▸ Goal of the exercise: How many lines of these entries include the string "icon"? State the number alone.

--------------------------------------------------

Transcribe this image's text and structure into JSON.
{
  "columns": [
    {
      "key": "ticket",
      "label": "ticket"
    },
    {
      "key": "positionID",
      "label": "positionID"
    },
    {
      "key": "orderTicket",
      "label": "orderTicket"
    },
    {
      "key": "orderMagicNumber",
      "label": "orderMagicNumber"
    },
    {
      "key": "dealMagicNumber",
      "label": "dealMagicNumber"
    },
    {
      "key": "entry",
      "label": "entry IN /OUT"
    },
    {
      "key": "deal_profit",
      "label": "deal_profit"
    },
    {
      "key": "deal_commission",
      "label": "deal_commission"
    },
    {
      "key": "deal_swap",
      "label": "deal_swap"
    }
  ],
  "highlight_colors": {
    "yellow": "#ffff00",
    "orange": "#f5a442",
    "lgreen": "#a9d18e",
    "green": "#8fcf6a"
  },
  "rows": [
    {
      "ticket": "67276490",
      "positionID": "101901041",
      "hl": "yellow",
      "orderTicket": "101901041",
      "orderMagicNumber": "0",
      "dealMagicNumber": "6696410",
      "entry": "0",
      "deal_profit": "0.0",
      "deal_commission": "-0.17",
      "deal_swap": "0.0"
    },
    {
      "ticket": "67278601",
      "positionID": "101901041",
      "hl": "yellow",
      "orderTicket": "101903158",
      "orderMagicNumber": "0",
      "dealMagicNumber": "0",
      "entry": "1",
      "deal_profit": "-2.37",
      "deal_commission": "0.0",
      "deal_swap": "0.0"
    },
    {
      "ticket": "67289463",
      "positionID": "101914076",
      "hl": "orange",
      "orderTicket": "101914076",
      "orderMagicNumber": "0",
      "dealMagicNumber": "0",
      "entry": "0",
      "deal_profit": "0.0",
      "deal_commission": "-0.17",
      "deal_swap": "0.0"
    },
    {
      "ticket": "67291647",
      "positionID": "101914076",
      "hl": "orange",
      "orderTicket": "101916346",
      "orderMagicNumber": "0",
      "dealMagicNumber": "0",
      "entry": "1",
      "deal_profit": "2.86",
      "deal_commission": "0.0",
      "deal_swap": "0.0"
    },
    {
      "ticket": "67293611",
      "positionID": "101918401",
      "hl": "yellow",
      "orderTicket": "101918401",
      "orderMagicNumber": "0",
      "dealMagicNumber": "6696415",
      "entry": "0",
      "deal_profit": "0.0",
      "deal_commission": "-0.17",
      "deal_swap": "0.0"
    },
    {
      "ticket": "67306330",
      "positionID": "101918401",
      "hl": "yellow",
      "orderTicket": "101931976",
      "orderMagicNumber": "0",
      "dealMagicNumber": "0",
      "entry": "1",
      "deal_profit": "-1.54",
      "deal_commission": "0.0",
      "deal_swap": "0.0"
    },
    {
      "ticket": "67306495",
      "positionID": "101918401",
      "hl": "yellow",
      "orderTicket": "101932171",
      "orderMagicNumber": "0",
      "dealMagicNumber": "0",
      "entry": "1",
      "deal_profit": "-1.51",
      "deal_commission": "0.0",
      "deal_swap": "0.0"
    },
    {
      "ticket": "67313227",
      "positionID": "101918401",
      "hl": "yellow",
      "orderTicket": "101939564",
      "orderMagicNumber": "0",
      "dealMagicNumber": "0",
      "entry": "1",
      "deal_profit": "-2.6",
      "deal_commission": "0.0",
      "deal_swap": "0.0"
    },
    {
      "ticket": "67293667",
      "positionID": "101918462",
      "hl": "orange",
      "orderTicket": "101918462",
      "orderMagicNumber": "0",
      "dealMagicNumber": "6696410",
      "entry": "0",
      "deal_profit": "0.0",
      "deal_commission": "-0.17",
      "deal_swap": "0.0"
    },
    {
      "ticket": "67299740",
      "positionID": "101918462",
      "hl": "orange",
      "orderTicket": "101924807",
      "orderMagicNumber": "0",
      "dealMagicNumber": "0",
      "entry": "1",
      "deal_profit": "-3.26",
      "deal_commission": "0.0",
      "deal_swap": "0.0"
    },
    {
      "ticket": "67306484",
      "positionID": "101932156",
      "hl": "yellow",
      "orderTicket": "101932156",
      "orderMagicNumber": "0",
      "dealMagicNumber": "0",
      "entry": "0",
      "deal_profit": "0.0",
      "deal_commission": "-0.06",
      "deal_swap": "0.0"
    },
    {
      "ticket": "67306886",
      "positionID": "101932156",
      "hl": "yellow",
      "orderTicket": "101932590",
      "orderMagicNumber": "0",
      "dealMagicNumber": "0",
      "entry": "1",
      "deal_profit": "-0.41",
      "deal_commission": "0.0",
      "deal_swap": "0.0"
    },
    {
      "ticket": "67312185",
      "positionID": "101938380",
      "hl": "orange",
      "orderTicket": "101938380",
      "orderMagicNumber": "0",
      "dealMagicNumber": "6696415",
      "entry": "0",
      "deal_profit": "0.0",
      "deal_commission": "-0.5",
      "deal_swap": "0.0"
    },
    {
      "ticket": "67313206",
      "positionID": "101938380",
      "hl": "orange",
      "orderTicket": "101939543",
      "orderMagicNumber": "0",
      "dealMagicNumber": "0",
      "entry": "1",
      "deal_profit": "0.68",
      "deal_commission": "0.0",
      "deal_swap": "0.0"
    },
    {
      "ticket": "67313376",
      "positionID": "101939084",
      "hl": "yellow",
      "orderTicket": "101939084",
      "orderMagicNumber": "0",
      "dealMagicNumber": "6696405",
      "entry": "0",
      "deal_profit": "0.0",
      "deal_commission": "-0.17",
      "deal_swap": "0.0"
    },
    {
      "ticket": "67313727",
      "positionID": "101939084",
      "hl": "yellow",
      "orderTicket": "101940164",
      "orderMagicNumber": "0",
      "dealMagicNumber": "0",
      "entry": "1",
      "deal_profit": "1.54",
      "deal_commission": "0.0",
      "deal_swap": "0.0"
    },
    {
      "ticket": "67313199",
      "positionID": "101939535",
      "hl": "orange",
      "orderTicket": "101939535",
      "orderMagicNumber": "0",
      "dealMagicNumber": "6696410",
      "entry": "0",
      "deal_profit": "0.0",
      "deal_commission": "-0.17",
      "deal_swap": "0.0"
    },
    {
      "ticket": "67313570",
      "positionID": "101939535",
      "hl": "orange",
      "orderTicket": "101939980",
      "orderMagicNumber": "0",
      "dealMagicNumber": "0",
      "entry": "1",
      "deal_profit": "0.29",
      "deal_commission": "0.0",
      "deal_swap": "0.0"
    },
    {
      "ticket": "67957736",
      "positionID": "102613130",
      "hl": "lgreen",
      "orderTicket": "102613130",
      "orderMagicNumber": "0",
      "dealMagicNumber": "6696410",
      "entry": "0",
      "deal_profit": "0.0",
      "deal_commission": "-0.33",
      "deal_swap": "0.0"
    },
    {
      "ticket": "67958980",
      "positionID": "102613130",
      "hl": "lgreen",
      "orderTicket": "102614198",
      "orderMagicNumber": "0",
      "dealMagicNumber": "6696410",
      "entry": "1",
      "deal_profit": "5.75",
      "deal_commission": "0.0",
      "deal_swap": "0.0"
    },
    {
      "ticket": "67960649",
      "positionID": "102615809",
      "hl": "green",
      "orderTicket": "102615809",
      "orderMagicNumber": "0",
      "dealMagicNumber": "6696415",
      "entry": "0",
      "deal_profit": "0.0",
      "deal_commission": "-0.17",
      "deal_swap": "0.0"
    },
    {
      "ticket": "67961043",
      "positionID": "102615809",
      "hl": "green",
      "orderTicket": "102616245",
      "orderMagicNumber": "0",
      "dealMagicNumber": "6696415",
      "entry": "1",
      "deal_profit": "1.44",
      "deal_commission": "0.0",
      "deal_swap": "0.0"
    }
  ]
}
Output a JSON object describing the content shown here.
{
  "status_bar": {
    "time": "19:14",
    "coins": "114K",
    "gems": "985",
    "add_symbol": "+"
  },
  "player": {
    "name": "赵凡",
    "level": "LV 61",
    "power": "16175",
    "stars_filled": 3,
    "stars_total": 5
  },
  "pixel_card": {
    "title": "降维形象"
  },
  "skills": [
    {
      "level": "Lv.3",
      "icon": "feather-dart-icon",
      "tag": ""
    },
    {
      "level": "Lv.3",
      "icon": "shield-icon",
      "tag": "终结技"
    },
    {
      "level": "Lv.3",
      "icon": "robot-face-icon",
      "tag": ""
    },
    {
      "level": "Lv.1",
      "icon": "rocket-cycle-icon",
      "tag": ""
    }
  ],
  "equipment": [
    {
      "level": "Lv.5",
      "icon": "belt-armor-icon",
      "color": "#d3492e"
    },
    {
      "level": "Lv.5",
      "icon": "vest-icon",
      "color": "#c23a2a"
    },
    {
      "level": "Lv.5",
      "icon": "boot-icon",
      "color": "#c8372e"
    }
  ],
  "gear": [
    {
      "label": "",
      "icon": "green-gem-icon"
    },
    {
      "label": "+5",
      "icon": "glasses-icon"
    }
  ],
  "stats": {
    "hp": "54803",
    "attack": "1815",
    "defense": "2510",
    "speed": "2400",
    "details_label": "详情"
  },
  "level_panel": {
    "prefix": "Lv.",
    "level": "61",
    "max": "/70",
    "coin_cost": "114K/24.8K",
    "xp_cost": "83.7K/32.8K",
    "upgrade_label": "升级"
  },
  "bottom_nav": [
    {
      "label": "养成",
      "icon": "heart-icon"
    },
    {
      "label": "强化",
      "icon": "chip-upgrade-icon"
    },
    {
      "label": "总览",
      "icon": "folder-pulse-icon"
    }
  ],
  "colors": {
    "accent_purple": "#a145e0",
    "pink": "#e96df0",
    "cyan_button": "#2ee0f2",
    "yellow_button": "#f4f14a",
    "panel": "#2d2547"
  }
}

--------------------------------------------------

▸ Full output: 12